Extracted entries:
-- START --
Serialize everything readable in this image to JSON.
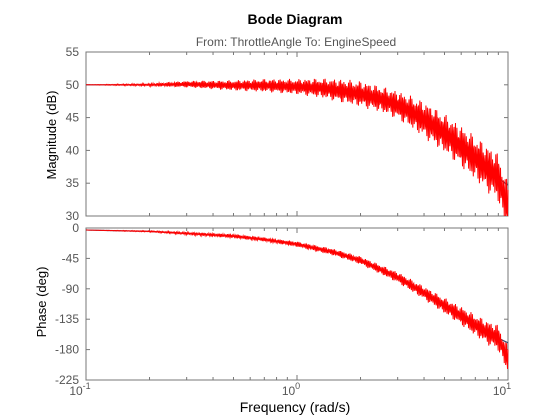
{
  "chart_data": {
    "type": "line",
    "title": "Bode Diagram",
    "subtitle": "From: ThrottleAngle  To: EngineSpeed",
    "xlabel": "Frequency  (rad/s)",
    "x_scale": "log",
    "xlim": [
      0.1,
      10
    ],
    "x_ticks": [
      {
        "base": "10",
        "exp": "-1"
      },
      {
        "base": "10",
        "exp": "0"
      },
      {
        "base": "10",
        "exp": "1"
      }
    ],
    "grid": false,
    "colors": {
      "model": "#3b4a6b",
      "measured": "#ff0000"
    },
    "panels": [
      {
        "name": "magnitude",
        "ylabel": "Magnitude (dB)",
        "ylim": [
          30,
          55
        ],
        "yticks": [
          30,
          35,
          40,
          45,
          50,
          55
        ],
        "series": [
          {
            "id": "model",
            "x": [
              0.1,
              0.2,
              0.3,
              0.5,
              0.7,
              1.0,
              1.3,
              1.6,
              2.0,
              2.5,
              3.0,
              3.5,
              4.0,
              5.0,
              6.0,
              7.0,
              8.0,
              9.0,
              10.0
            ],
            "y": [
              50.0,
              50.0,
              50.0,
              49.9,
              49.9,
              49.7,
              49.5,
              49.1,
              48.6,
              47.8,
              46.9,
              45.8,
              44.7,
              42.6,
              40.6,
              38.8,
              37.2,
              35.8,
              34.7
            ]
          },
          {
            "id": "measured",
            "x": [
              0.1,
              0.2,
              0.3,
              0.5,
              0.7,
              1.0,
              1.3,
              1.6,
              2.0,
              2.5,
              3.0,
              3.5,
              4.0,
              5.0,
              6.0,
              7.0,
              8.0,
              9.0,
              10.0
            ],
            "y": [
              50.0,
              50.0,
              50.1,
              49.9,
              49.9,
              49.7,
              49.5,
              49.1,
              48.6,
              47.8,
              46.9,
              45.8,
              44.7,
              42.6,
              40.6,
              38.8,
              37.2,
              35.8,
              31.0
            ],
            "ripple": [
              0.0,
              0.2,
              0.5,
              0.8,
              1.0,
              1.2,
              1.5,
              1.8,
              2.0,
              2.0,
              2.2,
              2.5,
              2.8,
              3.0,
              3.2,
              3.4,
              3.6,
              3.8,
              4.0
            ]
          }
        ]
      },
      {
        "name": "phase",
        "ylabel": "Phase (deg)",
        "ylim": [
          -225,
          0
        ],
        "yticks": [
          -225,
          -180,
          -135,
          -90,
          -45,
          0
        ],
        "series": [
          {
            "id": "model",
            "x": [
              0.1,
              0.2,
              0.3,
              0.5,
              0.7,
              1.0,
              1.5,
              2.0,
              3.0,
              4.0,
              5.0,
              6.0,
              7.0,
              8.0,
              9.0,
              10.0
            ],
            "y": [
              -3,
              -5,
              -8,
              -12,
              -17,
              -24,
              -36,
              -48,
              -73,
              -96,
              -115,
              -130,
              -144,
              -155,
              -163,
              -170
            ]
          },
          {
            "id": "measured",
            "x": [
              0.1,
              0.2,
              0.3,
              0.5,
              0.7,
              1.0,
              1.5,
              2.0,
              3.0,
              4.0,
              5.0,
              6.0,
              7.0,
              8.0,
              9.0,
              10.0
            ],
            "y": [
              -3,
              -5,
              -8,
              -12,
              -17,
              -24,
              -36,
              -48,
              -73,
              -96,
              -115,
              -130,
              -144,
              -155,
              -163,
              -195
            ],
            "ripple": [
              0,
              1,
              2,
              3,
              3,
              4,
              5,
              6,
              8,
              10,
              12,
              14,
              16,
              18,
              20,
              20
            ]
          }
        ]
      }
    ]
  }
}
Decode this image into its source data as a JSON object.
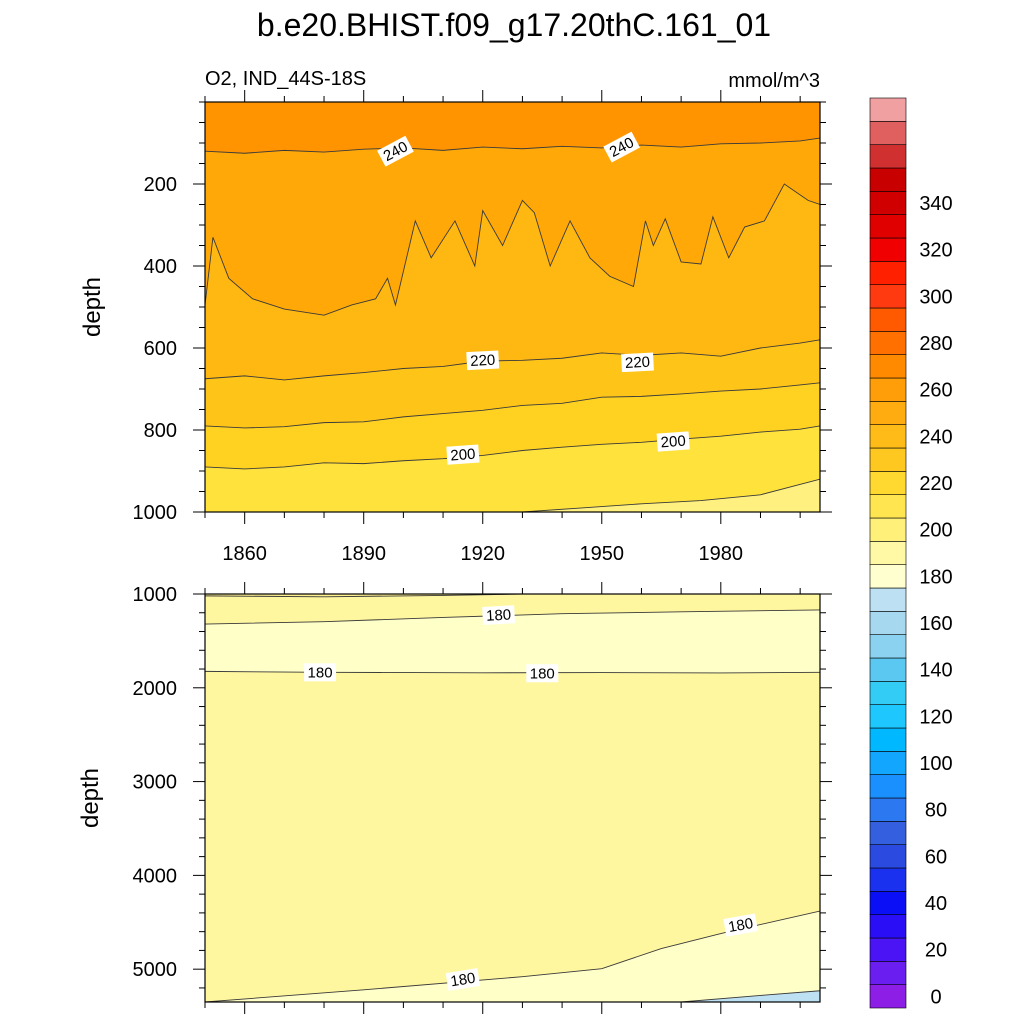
{
  "title": "b.e20.BHIST.f09_g17.20thC.161_01",
  "variable_label": "O2, IND_44S-18S",
  "units_label": "mmol/m^3",
  "colorbar": {
    "labels": [
      "0",
      "20",
      "40",
      "60",
      "80",
      "100",
      "120",
      "140",
      "160",
      "180",
      "200",
      "220",
      "240",
      "260",
      "280",
      "300",
      "320",
      "340"
    ],
    "levels_min": -5,
    "levels_step": 10,
    "colors": [
      "#8c1ee6",
      "#6a1ef0",
      "#4a14f5",
      "#2a0ef5",
      "#0a0ff5",
      "#1a32f0",
      "#2a4ae0",
      "#3460e0",
      "#2c78f0",
      "#1a90ff",
      "#12a6ff",
      "#00b8ff",
      "#1ec8ff",
      "#33ccf5",
      "#5ac8f0",
      "#8ad2f0",
      "#a6d8f0",
      "#bde0f2",
      "#ffffd0",
      "#fff8a5",
      "#fff07a",
      "#ffe650",
      "#ffd830",
      "#ffc820",
      "#ffbc18",
      "#ffac10",
      "#ff9e08",
      "#ff8a00",
      "#ff7000",
      "#ff5a00",
      "#ff3a10",
      "#ff2000",
      "#f00000",
      "#e00000",
      "#d00000",
      "#c80000",
      "#d03030",
      "#e06060",
      "#f0a0a0"
    ]
  },
  "chart_data": [
    {
      "type": "contour",
      "panel": "upper",
      "title": "b.e20.BHIST.f09_g17.20thC.161_01",
      "subtitle_left": "O2, IND_44S-18S",
      "subtitle_right": "mmol/m^3",
      "xlabel": "",
      "ylabel": "depth",
      "xlim": [
        1850,
        2005
      ],
      "ylim": [
        0,
        1000
      ],
      "y_inverted": true,
      "x_ticks": [
        1860,
        1890,
        1920,
        1950,
        1980
      ],
      "x_tick_labels": [
        "1860",
        "1890",
        "1920",
        "1950",
        "1980"
      ],
      "y_ticks": [
        200,
        400,
        600,
        800,
        1000
      ],
      "y_tick_labels": [
        "200",
        "400",
        "600",
        "800",
        "1000"
      ],
      "bands": [
        {
          "value": 245,
          "color": "#ff9400"
        },
        {
          "value": 235,
          "color": "#ffa808"
        },
        {
          "value": 225,
          "color": "#ffb812"
        },
        {
          "value": 215,
          "color": "#ffc418"
        },
        {
          "value": 205,
          "color": "#ffd222"
        },
        {
          "value": 195,
          "color": "#ffe23c"
        },
        {
          "value": 185,
          "color": "#fff080"
        },
        {
          "value": 175,
          "color": "#fffcc0"
        }
      ],
      "contour_lines": [
        {
          "value": 240,
          "points": [
            [
              1850,
              120
            ],
            [
              1860,
              125
            ],
            [
              1870,
              118
            ],
            [
              1880,
              122
            ],
            [
              1890,
              115
            ],
            [
              1900,
              112
            ],
            [
              1910,
              118
            ],
            [
              1920,
              110
            ],
            [
              1930,
              114
            ],
            [
              1940,
              108
            ],
            [
              1950,
              112
            ],
            [
              1960,
              105
            ],
            [
              1970,
              110
            ],
            [
              1980,
              102
            ],
            [
              1990,
              100
            ],
            [
              2000,
              95
            ],
            [
              2005,
              88
            ]
          ]
        },
        {
          "value": 230,
          "points": [
            [
              1850,
              495
            ],
            [
              1852,
              330
            ],
            [
              1856,
              430
            ],
            [
              1862,
              480
            ],
            [
              1870,
              505
            ],
            [
              1880,
              520
            ],
            [
              1887,
              495
            ],
            [
              1893,
              480
            ],
            [
              1896,
              430
            ],
            [
              1898,
              495
            ],
            [
              1903,
              290
            ],
            [
              1907,
              380
            ],
            [
              1913,
              290
            ],
            [
              1918,
              400
            ],
            [
              1920,
              265
            ],
            [
              1925,
              350
            ],
            [
              1930,
              240
            ],
            [
              1933,
              270
            ],
            [
              1937,
              400
            ],
            [
              1942,
              290
            ],
            [
              1947,
              380
            ],
            [
              1952,
              425
            ],
            [
              1958,
              450
            ],
            [
              1961,
              290
            ],
            [
              1963,
              350
            ],
            [
              1966,
              285
            ],
            [
              1970,
              390
            ],
            [
              1975,
              395
            ],
            [
              1978,
              280
            ],
            [
              1982,
              380
            ],
            [
              1986,
              305
            ],
            [
              1991,
              290
            ],
            [
              1996,
              200
            ],
            [
              2002,
              240
            ],
            [
              2005,
              250
            ]
          ]
        },
        {
          "value": 220,
          "points": [
            [
              1850,
              675
            ],
            [
              1860,
              668
            ],
            [
              1870,
              678
            ],
            [
              1880,
              668
            ],
            [
              1890,
              660
            ],
            [
              1900,
              650
            ],
            [
              1910,
              645
            ],
            [
              1920,
              632
            ],
            [
              1930,
              630
            ],
            [
              1940,
              625
            ],
            [
              1950,
              612
            ],
            [
              1960,
              618
            ],
            [
              1970,
              612
            ],
            [
              1980,
              620
            ],
            [
              1990,
              600
            ],
            [
              2000,
              588
            ],
            [
              2005,
              580
            ]
          ]
        },
        {
          "value": 210,
          "points": [
            [
              1850,
              790
            ],
            [
              1860,
              795
            ],
            [
              1870,
              792
            ],
            [
              1880,
              782
            ],
            [
              1890,
              780
            ],
            [
              1900,
              768
            ],
            [
              1910,
              760
            ],
            [
              1920,
              752
            ],
            [
              1930,
              740
            ],
            [
              1940,
              735
            ],
            [
              1950,
              720
            ],
            [
              1960,
              718
            ],
            [
              1970,
              712
            ],
            [
              1980,
              705
            ],
            [
              1990,
              700
            ],
            [
              2000,
              690
            ],
            [
              2005,
              685
            ]
          ]
        },
        {
          "value": 200,
          "points": [
            [
              1850,
              890
            ],
            [
              1860,
              895
            ],
            [
              1870,
              890
            ],
            [
              1880,
              880
            ],
            [
              1890,
              882
            ],
            [
              1900,
              875
            ],
            [
              1910,
              870
            ],
            [
              1920,
              862
            ],
            [
              1930,
              850
            ],
            [
              1940,
              842
            ],
            [
              1950,
              835
            ],
            [
              1960,
              830
            ],
            [
              1970,
              822
            ],
            [
              1980,
              815
            ],
            [
              1990,
              805
            ],
            [
              2000,
              798
            ],
            [
              2005,
              790
            ]
          ]
        },
        {
          "value": 190,
          "points": [
            [
              1930,
              1000
            ],
            [
              1945,
              990
            ],
            [
              1960,
              980
            ],
            [
              1975,
              972
            ],
            [
              1990,
              958
            ],
            [
              2005,
              920
            ]
          ]
        }
      ],
      "contour_labels": [
        {
          "text": "240",
          "x": 1898,
          "y": 120,
          "angle": -28
        },
        {
          "text": "240",
          "x": 1955,
          "y": 110,
          "angle": -28
        },
        {
          "text": "220",
          "x": 1920,
          "y": 630,
          "angle": -3
        },
        {
          "text": "220",
          "x": 1959,
          "y": 635,
          "angle": -3
        },
        {
          "text": "200",
          "x": 1915,
          "y": 860,
          "angle": -4
        },
        {
          "text": "200",
          "x": 1968,
          "y": 828,
          "angle": -4
        }
      ]
    },
    {
      "type": "contour",
      "panel": "lower",
      "xlabel": "",
      "ylabel": "depth",
      "xlim": [
        1850,
        2005
      ],
      "ylim": [
        1000,
        5350
      ],
      "y_inverted": true,
      "y_ticks": [
        1000,
        2000,
        3000,
        4000,
        5000
      ],
      "y_tick_labels": [
        "1000",
        "2000",
        "3000",
        "4000",
        "5000"
      ],
      "bands": [
        {
          "value": 185,
          "color": "#fff6a0"
        },
        {
          "value": 175,
          "color": "#ffffc8"
        },
        {
          "value": 165,
          "color": "#bde0f2"
        }
      ],
      "contour_lines": [
        {
          "value": 190,
          "points": [
            [
              1850,
              1020
            ],
            [
              1880,
              1030
            ],
            [
              1910,
              1015
            ],
            [
              1925,
              1005
            ],
            [
              1930,
              1000
            ]
          ]
        },
        {
          "value": 180,
          "points": [
            [
              1850,
              1320
            ],
            [
              1880,
              1295
            ],
            [
              1910,
              1250
            ],
            [
              1940,
              1210
            ],
            [
              1970,
              1190
            ],
            [
              2005,
              1170
            ]
          ]
        },
        {
          "value": 180,
          "points": [
            [
              1850,
              1825
            ],
            [
              1880,
              1835
            ],
            [
              1920,
              1840
            ],
            [
              1950,
              1838
            ],
            [
              1980,
              1842
            ],
            [
              2005,
              1835
            ]
          ]
        },
        {
          "value": 180,
          "points": [
            [
              1850,
              5350
            ],
            [
              1890,
              5220
            ],
            [
              1930,
              5080
            ],
            [
              1950,
              4995
            ],
            [
              1965,
              4780
            ],
            [
              1980,
              4620
            ],
            [
              2005,
              4380
            ]
          ]
        },
        {
          "value": 170,
          "points": [
            [
              1970,
              5350
            ],
            [
              1990,
              5280
            ],
            [
              2005,
              5230
            ]
          ]
        }
      ],
      "contour_labels": [
        {
          "text": "180",
          "x": 1924,
          "y": 1225,
          "angle": -3
        },
        {
          "text": "180",
          "x": 1879,
          "y": 1835,
          "angle": 0
        },
        {
          "text": "180",
          "x": 1935,
          "y": 1845,
          "angle": 0
        },
        {
          "text": "180",
          "x": 1985,
          "y": 4530,
          "angle": -10
        },
        {
          "text": "180",
          "x": 1915,
          "y": 5110,
          "angle": -9
        }
      ]
    }
  ]
}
-- END --
Directions for this task:
Copy out every line that includes the word "image".

Final answer:
Serialize everything readable in this image to JSON.
Decode this image into its source data as a JSON object.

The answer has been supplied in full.